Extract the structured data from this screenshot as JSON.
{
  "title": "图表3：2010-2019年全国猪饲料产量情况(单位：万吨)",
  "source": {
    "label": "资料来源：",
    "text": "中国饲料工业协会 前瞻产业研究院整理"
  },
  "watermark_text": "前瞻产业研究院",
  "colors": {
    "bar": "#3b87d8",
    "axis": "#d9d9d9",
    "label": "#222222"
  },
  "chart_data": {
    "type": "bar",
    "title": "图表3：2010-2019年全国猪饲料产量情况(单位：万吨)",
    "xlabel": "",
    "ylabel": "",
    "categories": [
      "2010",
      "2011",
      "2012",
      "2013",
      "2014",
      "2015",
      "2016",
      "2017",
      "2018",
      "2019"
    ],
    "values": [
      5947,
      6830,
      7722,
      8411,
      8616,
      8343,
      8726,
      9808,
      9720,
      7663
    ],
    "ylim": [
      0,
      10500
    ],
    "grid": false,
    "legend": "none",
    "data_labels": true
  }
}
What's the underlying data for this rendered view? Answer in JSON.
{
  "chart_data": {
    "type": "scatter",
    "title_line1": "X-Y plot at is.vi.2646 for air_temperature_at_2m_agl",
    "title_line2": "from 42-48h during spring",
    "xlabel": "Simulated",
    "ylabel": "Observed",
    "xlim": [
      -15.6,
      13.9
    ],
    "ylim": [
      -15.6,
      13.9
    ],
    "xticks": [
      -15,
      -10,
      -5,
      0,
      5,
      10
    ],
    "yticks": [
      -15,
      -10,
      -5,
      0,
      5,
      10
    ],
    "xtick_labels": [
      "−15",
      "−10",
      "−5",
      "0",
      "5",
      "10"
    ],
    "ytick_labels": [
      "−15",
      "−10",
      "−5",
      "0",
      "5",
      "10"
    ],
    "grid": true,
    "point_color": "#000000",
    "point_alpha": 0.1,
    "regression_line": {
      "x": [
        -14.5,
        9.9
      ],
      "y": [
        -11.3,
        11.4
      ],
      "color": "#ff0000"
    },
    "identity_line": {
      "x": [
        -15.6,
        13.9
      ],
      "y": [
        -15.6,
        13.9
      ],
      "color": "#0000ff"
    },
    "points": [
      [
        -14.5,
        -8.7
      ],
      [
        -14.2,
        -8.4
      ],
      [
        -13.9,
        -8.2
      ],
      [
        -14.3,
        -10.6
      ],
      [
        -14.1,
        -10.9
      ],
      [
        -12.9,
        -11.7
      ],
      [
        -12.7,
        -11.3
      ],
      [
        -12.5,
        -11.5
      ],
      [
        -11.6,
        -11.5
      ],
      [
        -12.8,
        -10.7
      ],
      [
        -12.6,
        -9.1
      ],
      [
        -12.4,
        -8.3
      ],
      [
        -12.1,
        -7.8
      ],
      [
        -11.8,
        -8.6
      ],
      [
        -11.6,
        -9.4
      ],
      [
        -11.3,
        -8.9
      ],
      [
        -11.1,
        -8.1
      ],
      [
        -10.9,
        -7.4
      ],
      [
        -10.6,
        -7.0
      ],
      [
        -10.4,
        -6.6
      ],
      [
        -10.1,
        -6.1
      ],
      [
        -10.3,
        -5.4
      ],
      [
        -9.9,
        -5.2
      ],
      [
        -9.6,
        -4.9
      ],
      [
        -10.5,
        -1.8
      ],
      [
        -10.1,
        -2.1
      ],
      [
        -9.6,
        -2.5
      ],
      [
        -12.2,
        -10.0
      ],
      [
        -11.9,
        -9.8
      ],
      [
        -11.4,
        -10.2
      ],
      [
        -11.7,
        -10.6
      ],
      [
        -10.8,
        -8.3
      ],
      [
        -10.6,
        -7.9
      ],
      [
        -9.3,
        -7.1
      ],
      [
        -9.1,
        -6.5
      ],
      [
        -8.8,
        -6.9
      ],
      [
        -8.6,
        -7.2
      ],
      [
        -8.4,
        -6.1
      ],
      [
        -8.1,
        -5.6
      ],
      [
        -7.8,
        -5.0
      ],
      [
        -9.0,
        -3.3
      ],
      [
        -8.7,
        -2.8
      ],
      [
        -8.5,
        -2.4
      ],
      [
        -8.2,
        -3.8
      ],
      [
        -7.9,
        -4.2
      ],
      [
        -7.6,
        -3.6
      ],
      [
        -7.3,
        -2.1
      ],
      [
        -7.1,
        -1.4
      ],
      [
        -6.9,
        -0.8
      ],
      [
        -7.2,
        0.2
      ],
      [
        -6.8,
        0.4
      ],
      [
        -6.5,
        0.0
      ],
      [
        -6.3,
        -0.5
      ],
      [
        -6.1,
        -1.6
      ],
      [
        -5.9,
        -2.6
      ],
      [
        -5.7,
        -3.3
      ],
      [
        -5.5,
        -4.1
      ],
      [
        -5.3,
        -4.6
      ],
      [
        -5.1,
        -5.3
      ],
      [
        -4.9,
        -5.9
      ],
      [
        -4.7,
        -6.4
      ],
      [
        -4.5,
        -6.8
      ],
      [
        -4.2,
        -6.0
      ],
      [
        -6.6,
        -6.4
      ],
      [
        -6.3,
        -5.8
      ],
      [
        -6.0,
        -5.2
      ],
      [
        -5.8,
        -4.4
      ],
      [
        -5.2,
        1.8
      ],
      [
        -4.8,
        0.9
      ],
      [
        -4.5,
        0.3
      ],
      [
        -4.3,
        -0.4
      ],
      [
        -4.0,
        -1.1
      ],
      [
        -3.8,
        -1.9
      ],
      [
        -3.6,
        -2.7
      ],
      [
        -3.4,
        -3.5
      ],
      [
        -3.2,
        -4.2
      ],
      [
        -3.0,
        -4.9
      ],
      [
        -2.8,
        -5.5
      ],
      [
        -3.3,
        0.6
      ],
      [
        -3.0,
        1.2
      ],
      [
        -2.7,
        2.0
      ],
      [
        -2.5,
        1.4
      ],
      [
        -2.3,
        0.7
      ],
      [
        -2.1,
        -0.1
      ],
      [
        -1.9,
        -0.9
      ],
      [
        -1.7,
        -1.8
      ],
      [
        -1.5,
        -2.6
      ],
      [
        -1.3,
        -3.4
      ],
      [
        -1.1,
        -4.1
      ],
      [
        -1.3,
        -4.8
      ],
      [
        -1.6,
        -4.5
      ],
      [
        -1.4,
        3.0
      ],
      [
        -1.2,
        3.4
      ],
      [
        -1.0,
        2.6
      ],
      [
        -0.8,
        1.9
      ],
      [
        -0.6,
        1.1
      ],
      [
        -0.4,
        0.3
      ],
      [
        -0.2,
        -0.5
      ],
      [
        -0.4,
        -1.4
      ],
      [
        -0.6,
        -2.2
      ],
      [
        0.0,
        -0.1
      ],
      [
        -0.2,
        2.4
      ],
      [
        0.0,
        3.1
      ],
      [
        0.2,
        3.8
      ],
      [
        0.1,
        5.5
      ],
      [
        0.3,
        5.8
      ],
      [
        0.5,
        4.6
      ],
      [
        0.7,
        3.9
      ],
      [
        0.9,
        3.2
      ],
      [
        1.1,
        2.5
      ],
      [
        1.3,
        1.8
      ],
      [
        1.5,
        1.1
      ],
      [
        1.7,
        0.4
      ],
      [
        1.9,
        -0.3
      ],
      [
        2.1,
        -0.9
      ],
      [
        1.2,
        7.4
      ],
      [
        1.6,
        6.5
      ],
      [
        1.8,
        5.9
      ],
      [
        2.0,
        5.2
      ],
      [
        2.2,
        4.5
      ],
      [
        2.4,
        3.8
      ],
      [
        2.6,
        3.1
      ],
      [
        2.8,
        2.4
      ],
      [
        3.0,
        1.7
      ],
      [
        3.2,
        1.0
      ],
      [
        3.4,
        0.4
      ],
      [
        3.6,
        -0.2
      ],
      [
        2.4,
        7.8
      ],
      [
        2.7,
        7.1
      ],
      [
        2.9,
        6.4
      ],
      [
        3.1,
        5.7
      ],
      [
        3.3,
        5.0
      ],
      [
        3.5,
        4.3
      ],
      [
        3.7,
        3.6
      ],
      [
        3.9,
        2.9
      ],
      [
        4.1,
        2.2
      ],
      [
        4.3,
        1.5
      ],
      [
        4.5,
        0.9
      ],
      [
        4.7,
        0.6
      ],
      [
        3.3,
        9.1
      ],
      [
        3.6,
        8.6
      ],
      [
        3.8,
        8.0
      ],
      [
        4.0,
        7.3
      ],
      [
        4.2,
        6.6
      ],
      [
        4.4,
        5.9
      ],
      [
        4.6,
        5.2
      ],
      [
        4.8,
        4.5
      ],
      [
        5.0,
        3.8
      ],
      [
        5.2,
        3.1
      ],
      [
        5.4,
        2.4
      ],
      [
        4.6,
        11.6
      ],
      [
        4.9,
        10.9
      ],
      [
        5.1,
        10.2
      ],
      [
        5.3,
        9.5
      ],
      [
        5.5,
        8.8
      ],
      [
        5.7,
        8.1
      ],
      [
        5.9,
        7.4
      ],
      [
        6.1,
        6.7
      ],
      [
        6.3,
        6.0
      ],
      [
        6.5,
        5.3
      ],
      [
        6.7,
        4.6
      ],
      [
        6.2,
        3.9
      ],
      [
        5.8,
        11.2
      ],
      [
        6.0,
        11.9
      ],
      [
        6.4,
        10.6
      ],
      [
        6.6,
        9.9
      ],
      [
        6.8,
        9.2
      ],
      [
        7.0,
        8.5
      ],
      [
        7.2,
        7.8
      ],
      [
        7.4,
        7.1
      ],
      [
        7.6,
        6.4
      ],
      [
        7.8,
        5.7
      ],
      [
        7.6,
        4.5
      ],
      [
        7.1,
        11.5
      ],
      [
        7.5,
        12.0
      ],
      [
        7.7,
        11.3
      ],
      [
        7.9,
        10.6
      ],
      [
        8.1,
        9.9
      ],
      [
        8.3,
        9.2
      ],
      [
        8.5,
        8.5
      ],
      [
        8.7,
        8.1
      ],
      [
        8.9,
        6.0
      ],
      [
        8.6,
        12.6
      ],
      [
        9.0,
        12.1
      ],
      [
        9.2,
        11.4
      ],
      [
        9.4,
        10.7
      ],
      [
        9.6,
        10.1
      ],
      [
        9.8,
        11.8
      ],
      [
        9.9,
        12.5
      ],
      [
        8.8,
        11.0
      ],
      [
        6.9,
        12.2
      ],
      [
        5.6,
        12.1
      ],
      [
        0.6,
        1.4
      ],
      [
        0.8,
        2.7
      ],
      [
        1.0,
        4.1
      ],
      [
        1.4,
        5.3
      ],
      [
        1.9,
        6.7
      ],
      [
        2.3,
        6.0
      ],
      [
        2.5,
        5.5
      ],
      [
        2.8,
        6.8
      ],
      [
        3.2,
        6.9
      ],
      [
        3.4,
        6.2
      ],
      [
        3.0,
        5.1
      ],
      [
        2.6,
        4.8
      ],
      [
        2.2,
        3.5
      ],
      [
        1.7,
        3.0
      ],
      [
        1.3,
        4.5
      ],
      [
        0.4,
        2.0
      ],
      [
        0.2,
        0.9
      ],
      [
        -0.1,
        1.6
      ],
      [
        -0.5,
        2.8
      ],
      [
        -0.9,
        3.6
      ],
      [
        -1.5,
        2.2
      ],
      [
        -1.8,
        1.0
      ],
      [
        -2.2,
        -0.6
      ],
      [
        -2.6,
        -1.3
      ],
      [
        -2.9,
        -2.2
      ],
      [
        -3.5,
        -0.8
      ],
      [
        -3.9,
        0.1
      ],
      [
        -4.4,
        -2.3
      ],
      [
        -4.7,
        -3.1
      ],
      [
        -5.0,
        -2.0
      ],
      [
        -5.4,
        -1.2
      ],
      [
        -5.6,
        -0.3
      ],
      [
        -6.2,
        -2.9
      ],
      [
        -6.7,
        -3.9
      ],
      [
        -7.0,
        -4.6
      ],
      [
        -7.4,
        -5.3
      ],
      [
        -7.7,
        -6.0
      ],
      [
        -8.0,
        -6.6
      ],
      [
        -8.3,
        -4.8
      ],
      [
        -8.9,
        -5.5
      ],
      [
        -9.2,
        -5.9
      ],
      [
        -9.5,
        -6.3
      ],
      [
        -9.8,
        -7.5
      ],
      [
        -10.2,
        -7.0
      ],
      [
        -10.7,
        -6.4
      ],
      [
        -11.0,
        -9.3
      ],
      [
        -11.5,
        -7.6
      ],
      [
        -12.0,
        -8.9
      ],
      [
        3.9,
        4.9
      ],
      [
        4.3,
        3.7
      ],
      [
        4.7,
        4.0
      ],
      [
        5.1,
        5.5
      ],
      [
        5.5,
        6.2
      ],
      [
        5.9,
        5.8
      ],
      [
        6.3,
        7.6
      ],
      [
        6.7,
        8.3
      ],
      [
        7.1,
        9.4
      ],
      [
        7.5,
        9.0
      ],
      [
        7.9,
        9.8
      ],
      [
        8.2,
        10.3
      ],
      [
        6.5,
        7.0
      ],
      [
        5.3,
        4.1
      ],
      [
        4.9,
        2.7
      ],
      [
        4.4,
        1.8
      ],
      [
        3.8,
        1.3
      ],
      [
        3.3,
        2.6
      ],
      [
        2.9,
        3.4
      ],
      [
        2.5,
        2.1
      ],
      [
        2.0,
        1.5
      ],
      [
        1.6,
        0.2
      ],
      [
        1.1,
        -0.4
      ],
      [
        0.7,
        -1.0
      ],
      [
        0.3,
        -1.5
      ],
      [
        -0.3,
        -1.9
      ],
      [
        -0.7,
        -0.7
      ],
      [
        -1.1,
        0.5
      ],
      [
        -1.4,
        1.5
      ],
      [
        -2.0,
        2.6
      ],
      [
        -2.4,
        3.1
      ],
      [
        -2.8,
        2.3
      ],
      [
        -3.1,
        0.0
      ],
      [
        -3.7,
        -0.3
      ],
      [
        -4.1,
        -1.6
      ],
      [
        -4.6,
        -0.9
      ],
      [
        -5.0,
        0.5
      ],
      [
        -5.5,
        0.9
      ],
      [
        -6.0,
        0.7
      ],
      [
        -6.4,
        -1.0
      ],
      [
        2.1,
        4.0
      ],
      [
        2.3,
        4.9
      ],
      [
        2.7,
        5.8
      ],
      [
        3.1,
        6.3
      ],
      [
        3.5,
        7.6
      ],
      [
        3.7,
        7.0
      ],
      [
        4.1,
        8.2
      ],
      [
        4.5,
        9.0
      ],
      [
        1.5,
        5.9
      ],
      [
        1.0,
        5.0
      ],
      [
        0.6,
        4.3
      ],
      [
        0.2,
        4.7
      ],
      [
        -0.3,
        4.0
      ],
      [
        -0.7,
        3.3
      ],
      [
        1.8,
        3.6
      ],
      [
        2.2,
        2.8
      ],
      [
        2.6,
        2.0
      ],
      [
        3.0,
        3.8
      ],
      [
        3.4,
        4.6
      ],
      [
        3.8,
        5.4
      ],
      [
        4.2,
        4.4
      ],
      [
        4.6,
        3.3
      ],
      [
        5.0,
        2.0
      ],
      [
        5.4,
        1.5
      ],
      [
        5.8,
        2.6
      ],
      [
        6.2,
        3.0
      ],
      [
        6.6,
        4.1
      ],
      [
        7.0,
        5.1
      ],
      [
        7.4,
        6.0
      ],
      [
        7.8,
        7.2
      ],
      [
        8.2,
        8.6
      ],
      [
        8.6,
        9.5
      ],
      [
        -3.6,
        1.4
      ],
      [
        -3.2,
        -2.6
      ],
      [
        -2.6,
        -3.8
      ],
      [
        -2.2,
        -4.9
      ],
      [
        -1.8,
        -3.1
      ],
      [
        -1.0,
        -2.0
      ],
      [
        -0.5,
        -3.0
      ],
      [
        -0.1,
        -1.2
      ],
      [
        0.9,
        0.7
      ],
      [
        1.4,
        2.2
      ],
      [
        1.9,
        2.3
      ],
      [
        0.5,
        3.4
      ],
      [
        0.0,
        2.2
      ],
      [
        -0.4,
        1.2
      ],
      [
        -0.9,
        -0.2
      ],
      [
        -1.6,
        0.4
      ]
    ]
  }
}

◆ ◆ ◆ ◆

▶ [WORK TO DO]
Report how many lines hold the string "this", giving the number and nothing else.

▶ [IN RESPONSE]
2